> Information supplied:

====================

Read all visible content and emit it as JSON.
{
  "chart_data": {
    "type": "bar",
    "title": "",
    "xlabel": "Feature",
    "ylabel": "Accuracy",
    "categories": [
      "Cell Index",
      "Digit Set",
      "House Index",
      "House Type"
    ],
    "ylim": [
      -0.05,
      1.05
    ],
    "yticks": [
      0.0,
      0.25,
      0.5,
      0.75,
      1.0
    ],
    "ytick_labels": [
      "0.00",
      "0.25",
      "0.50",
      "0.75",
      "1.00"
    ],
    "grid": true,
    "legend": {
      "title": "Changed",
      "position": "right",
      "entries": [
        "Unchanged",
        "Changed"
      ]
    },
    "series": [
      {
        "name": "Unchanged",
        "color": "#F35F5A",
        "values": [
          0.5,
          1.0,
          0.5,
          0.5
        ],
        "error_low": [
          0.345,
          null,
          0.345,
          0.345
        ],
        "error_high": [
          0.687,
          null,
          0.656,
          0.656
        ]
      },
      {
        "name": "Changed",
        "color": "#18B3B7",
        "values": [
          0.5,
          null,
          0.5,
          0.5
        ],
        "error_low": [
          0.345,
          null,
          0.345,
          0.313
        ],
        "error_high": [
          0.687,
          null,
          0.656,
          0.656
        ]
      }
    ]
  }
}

====================

Produce a verbatim transcription of the entries above.

Read all visible content and emit it as JSON.
{
  "chart_data": {
    "type": "bar",
    "title": "",
    "xlabel": "Feature",
    "ylabel": "Accuracy",
    "categories": [
      "Cell Index",
      "Digit Set",
      "House Index",
      "House Type"
    ],
    "ylim": [
      -0.05,
      1.05
    ],
    "yticks": [
      0.0,
      0.25,
      0.5,
      0.75,
      1.0
    ],
    "ytick_labels": [
      "0.00",
      "0.25",
      "0.50",
      "0.75",
      "1.00"
    ],
    "grid": true,
    "legend": {
      "title": "Changed",
      "position": "right",
      "entries": [
        "Unchanged",
        "Changed"
      ]
    },
    "series": [
      {
        "name": "Unchanged",
        "color": "#F35F5A",
        "values": [
          0.5,
          1.0,
          0.5,
          0.5
        ],
        "error_low": [
          0.345,
          null,
          0.345,
          0.345
        ],
        "error_high": [
          0.687,
          null,
          0.656,
          0.656
        ]
      },
      {
        "name": "Changed",
        "color": "#18B3B7",
        "values": [
          0.5,
          null,
          0.5,
          0.5
        ],
        "error_low": [
          0.345,
          null,
          0.345,
          0.313
        ],
        "error_high": [
          0.687,
          null,
          0.656,
          0.656
        ]
      }
    ]
  }
}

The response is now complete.